## DATA FOR THE TASK
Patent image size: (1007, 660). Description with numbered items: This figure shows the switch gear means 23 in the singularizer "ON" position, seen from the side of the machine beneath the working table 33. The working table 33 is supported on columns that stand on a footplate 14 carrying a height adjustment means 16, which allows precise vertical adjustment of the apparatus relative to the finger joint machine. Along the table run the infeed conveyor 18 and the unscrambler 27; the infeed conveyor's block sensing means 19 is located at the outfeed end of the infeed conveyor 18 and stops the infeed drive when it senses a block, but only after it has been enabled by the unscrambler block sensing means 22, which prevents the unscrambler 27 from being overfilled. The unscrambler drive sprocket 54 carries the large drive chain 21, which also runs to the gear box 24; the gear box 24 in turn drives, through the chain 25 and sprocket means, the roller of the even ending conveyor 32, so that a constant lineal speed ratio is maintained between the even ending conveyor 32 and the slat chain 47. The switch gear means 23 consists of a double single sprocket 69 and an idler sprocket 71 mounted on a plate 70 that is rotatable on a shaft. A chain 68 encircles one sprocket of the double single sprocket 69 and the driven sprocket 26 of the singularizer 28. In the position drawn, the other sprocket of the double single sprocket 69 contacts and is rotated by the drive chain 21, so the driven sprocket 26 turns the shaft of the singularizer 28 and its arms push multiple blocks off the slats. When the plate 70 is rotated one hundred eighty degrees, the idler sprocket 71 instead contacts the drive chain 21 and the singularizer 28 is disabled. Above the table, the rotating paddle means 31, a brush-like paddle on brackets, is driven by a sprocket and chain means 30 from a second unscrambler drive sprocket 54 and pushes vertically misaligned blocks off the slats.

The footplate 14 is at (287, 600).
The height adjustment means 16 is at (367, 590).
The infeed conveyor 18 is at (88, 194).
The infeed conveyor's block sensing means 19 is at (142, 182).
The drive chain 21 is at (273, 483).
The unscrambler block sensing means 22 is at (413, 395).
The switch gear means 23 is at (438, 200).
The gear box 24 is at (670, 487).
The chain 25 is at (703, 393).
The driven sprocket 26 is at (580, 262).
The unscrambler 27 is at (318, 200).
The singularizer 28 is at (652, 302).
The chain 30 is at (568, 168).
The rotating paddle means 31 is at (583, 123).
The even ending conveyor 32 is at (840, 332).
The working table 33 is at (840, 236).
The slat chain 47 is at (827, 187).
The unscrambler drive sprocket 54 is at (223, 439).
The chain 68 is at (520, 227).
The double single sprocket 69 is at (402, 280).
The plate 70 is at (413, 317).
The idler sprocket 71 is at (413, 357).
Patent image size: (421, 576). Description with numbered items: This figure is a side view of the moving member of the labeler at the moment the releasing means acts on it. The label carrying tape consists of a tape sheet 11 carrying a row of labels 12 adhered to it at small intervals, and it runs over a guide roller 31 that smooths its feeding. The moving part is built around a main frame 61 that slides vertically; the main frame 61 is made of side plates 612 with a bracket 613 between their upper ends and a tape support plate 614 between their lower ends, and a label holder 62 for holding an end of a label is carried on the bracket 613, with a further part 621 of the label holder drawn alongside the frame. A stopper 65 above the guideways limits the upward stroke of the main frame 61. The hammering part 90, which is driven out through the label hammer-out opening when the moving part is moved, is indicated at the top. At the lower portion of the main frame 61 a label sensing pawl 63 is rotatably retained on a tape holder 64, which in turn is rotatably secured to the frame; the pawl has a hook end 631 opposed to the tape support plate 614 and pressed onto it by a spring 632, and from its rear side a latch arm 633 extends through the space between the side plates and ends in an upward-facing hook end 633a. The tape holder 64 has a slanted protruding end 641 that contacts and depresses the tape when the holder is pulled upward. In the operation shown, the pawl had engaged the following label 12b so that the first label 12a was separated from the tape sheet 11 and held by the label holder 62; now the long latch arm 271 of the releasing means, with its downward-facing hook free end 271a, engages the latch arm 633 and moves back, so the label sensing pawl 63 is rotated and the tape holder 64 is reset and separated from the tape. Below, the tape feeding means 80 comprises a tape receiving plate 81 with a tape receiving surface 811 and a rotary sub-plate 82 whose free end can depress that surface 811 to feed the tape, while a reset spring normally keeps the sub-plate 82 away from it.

## WHAT NEEDS TO BE DONE
Please filter the items above and copy out every line that contains the word 'single'. Matching is case-sensitive.

## WRITTEN RESPONSE
Patent image size: (1007, 660). Description with numbered items: This figure shows the switch gear means 23 in the singularizer "ON" position, seen from the side of the machine beneath the working table 33. The working table 33 is supported on columns that stand on a footplate 14 carrying a height adjustment means 16, which allows precise vertical adjustment of the apparatus relative to the finger joint machine. Along the table run the infeed conveyor 18 and the unscrambler 27; the infeed conveyor's block sensing means 19 is located at the outfeed end of the infeed conveyor 18 and stops the infeed drive when it senses a block, but only after it has been enabled by the unscrambler block sensing means 22, which prevents the unscrambler 27 from being overfilled. The unscrambler drive sprocket 54 carries the large drive chain 21, which also runs to the gear box 24; the gear box 24 in turn drives, through the chain 25 and sprocket means, the roller of the even ending conveyor 32, so that a constant lineal speed ratio is maintained between the even ending conveyor 32 and the slat chain 47. The switch gear means 23 consists of a double single sprocket 69 and an idler sprocket 71 mounted on a plate 70 that is rotatable on a shaft. A chain 68 encircles one sprocket of the double single sprocket 69 and the driven sprocket 26 of the singularizer 28. In the position drawn, the other sprocket of the double single sprocket 69 contacts and is rotated by the drive chain 21, so the driven sprocket 26 turns the shaft of the singularizer 28 and its arms push multiple blocks off the slats. When the plate 70 is rotated one hundred eighty degrees, the idler sprocket 71 instead contacts the drive chain 21 and the singularizer 28 is disabled. Above the table, the rotating paddle means 31, a brush-like paddle on brackets, is driven by a sprocket and chain means 30 from a second unscrambler drive sprocket 54 and pushes vertically misaligned blocks off the slats.
The double single sprocket 69 is at (402, 280).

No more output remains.